__THE PROBLEM__
Copy out the data below verbatim.
=== DATA RECORDS ===
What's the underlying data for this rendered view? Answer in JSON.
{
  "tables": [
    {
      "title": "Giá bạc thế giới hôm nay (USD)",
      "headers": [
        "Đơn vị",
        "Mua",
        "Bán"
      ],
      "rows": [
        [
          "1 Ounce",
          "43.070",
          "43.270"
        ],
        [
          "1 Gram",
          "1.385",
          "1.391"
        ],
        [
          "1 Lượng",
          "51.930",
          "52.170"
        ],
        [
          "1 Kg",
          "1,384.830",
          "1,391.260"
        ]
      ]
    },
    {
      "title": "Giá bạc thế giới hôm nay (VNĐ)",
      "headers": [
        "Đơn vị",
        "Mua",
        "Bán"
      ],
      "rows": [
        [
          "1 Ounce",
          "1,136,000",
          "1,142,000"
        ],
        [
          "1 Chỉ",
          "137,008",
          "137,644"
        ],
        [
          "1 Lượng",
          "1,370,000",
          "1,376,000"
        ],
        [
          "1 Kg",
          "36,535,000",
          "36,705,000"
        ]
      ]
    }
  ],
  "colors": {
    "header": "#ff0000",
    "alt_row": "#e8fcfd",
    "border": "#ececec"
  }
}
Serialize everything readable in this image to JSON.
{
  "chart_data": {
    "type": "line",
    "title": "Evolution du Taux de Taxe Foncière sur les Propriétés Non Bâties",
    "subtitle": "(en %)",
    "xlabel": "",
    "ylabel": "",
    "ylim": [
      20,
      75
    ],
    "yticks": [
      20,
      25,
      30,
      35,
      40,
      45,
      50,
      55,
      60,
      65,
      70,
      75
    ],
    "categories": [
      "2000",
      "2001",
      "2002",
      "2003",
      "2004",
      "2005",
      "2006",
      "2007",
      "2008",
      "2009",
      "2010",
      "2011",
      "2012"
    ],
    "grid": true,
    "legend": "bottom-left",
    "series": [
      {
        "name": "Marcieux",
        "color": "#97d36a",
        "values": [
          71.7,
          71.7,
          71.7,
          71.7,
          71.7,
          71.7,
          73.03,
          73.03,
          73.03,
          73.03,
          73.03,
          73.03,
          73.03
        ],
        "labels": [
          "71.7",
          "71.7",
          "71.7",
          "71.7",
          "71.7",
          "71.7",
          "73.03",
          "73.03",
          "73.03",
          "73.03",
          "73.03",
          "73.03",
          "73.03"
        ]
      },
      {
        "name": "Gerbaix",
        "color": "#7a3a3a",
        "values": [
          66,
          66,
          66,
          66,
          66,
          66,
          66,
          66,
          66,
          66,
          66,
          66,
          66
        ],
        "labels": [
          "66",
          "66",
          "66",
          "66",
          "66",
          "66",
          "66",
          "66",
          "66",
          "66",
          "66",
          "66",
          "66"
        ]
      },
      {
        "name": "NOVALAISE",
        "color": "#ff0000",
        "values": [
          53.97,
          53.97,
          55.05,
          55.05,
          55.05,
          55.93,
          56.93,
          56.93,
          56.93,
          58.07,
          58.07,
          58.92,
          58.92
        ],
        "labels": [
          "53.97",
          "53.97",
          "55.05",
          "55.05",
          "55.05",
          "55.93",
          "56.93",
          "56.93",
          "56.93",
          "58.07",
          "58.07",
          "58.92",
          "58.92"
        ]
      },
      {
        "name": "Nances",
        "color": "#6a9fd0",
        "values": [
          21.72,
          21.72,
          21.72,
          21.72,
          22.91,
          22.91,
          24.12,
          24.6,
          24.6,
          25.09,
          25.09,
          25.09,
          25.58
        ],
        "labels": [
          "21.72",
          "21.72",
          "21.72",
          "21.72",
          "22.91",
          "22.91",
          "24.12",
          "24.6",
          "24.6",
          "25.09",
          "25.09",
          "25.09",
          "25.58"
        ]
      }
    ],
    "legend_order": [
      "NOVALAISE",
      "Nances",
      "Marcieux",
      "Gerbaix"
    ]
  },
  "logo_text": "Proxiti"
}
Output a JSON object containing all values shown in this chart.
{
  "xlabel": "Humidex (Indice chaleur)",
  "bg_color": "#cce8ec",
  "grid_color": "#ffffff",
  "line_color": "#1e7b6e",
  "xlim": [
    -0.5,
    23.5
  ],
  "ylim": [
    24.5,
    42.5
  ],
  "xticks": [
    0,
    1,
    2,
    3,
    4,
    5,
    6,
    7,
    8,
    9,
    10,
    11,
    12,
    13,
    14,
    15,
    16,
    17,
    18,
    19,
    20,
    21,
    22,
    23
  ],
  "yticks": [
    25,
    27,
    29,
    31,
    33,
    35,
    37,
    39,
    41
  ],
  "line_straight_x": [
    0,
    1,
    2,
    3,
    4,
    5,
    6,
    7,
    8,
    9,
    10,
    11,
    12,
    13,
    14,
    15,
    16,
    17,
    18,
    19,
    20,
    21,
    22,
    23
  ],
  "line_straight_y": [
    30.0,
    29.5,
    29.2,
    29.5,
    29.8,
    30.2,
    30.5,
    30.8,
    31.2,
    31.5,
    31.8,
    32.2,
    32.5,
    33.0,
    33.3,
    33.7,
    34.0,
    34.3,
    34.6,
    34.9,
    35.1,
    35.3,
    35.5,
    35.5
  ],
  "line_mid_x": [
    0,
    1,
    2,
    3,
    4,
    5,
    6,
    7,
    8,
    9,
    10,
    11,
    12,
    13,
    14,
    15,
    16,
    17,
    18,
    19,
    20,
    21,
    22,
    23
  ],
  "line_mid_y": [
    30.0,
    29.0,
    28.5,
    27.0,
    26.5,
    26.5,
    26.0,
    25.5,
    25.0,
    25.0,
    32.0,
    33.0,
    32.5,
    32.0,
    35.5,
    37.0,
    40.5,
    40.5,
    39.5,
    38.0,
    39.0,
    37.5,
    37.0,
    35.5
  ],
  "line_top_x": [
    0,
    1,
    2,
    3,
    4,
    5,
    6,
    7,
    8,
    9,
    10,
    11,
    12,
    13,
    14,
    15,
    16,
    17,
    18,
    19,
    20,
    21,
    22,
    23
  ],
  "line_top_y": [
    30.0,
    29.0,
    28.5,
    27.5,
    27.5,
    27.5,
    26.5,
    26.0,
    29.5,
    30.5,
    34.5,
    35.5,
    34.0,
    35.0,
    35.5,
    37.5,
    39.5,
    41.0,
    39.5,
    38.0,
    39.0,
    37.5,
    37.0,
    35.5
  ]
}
===
__IN RESPONSE__
What's the underlying data for this rendered view? Answer in JSON.
{
  "tables": [
    {
      "title": "Giá bạc thế giới hôm nay (USD)",
      "headers": [
        "Đơn vị",
        "Mua",
        "Bán"
      ],
      "rows": [
        [
          "1 Ounce",
          "43.070",
          "43.270"
        ],
        [
          "1 Gram",
          "1.385",
          "1.391"
        ],
        [
          "1 Lượng",
          "51.930",
          "52.170"
        ],
        [
          "1 Kg",
          "1,384.830",
          "1,391.260"
        ]
      ]
    },
    {
      "title": "Giá bạc thế giới hôm nay (VNĐ)",
      "headers": [
        "Đơn vị",
        "Mua",
        "Bán"
      ],
      "rows": [
        [
          "1 Ounce",
          "1,136,000",
          "1,142,000"
        ],
        [
          "1 Chỉ",
          "137,008",
          "137,644"
        ],
        [
          "1 Lượng",
          "1,370,000",
          "1,376,000"
        ],
        [
          "1 Kg",
          "36,535,000",
          "36,705,000"
        ]
      ]
    }
  ],
  "colors": {
    "header": "#ff0000",
    "alt_row": "#e8fcfd",
    "border": "#ececec"
  }
}
Serialize everything readable in this image to JSON.
{
  "chart_data": {
    "type": "line",
    "title": "Evolution du Taux de Taxe Foncière sur les Propriétés Non Bâties",
    "subtitle": "(en %)",
    "xlabel": "",
    "ylabel": "",
    "ylim": [
      20,
      75
    ],
    "yticks": [
      20,
      25,
      30,
      35,
      40,
      45,
      50,
      55,
      60,
      65,
      70,
      75
    ],
    "categories": [
      "2000",
      "2001",
      "2002",
      "2003",
      "2004",
      "2005",
      "2006",
      "2007",
      "2008",
      "2009",
      "2010",
      "2011",
      "2012"
    ],
    "grid": true,
    "legend": "bottom-left",
    "series": [
      {
        "name": "Marcieux",
        "color": "#97d36a",
        "values": [
          71.7,
          71.7,
          71.7,
          71.7,
          71.7,
          71.7,
          73.03,
          73.03,
          73.03,
          73.03,
          73.03,
          73.03,
          73.03
        ],
        "labels": [
          "71.7",
          "71.7",
          "71.7",
          "71.7",
          "71.7",
          "71.7",
          "73.03",
          "73.03",
          "73.03",
          "73.03",
          "73.03",
          "73.03",
          "73.03"
        ]
      },
      {
        "name": "Gerbaix",
        "color": "#7a3a3a",
        "values": [
          66,
          66,
          66,
          66,
          66,
          66,
          66,
          66,
          66,
          66,
          66,
          66,
          66
        ],
        "labels": [
          "66",
          "66",
          "66",
          "66",
          "66",
          "66",
          "66",
          "66",
          "66",
          "66",
          "66",
          "66",
          "66"
        ]
      },
      {
        "name": "NOVALAISE",
        "color": "#ff0000",
        "values": [
          53.97,
          53.97,
          55.05,
          55.05,
          55.05,
          55.93,
          56.93,
          56.93,
          56.93,
          58.07,
          58.07,
          58.92,
          58.92
        ],
        "labels": [
          "53.97",
          "53.97",
          "55.05",
          "55.05",
          "55.05",
          "55.93",
          "56.93",
          "56.93",
          "56.93",
          "58.07",
          "58.07",
          "58.92",
          "58.92"
        ]
      },
      {
        "name": "Nances",
        "color": "#6a9fd0",
        "values": [
          21.72,
          21.72,
          21.72,
          21.72,
          22.91,
          22.91,
          24.12,
          24.6,
          24.6,
          25.09,
          25.09,
          25.09,
          25.58
        ],
        "labels": [
          "21.72",
          "21.72",
          "21.72",
          "21.72",
          "22.91",
          "22.91",
          "24.12",
          "24.6",
          "24.6",
          "25.09",
          "25.09",
          "25.09",
          "25.58"
        ]
      }
    ],
    "legend_order": [
      "NOVALAISE",
      "Nances",
      "Marcieux",
      "Gerbaix"
    ]
  },
  "logo_text": "Proxiti"
}
Output a JSON object containing all values shown in this chart.
{
  "xlabel": "Humidex (Indice chaleur)",
  "bg_color": "#cce8ec",
  "grid_color": "#ffffff",
  "line_color": "#1e7b6e",
  "xlim": [
    -0.5,
    23.5
  ],
  "ylim": [
    24.5,
    42.5
  ],
  "xticks": [
    0,
    1,
    2,
    3,
    4,
    5,
    6,
    7,
    8,
    9,
    10,
    11,
    12,
    13,
    14,
    15,
    16,
    17,
    18,
    19,
    20,
    21,
    22,
    23
  ],
  "yticks": [
    25,
    27,
    29,
    31,
    33,
    35,
    37,
    39,
    41
  ],
  "line_straight_x": [
    0,
    1,
    2,
    3,
    4,
    5,
    6,
    7,
    8,
    9,
    10,
    11,
    12,
    13,
    14,
    15,
    16,
    17,
    18,
    19,
    20,
    21,
    22,
    23
  ],
  "line_straight_y": [
    30.0,
    29.5,
    29.2,
    29.5,
    29.8,
    30.2,
    30.5,
    30.8,
    31.2,
    31.5,
    31.8,
    32.2,
    32.5,
    33.0,
    33.3,
    33.7,
    34.0,
    34.3,
    34.6,
    34.9,
    35.1,
    35.3,
    35.5,
    35.5
  ],
  "line_mid_x": [
    0,
    1,
    2,
    3,
    4,
    5,
    6,
    7,
    8,
    9,
    10,
    11,
    12,
    13,
    14,
    15,
    16,
    17,
    18,
    19,
    20,
    21,
    22,
    23
  ],
  "line_mid_y": [
    30.0,
    29.0,
    28.5,
    27.0,
    26.5,
    26.5,
    26.0,
    25.5,
    25.0,
    25.0,
    32.0,
    33.0,
    32.5,
    32.0,
    35.5,
    37.0,
    40.5,
    40.5,
    39.5,
    38.0,
    39.0,
    37.5,
    37.0,
    35.5
  ],
  "line_top_x": [
    0,
    1,
    2,
    3,
    4,
    5,
    6,
    7,
    8,
    9,
    10,
    11,
    12,
    13,
    14,
    15,
    16,
    17,
    18,
    19,
    20,
    21,
    22,
    23
  ],
  "line_top_y": [
    30.0,
    29.0,
    28.5,
    27.5,
    27.5,
    27.5,
    26.5,
    26.0,
    29.5,
    30.5,
    34.5,
    35.5,
    34.0,
    35.0,
    35.5,
    37.5,
    39.5,
    41.0,
    39.5,
    38.0,
    39.0,
    37.5,
    37.0,
    35.5
  ]
}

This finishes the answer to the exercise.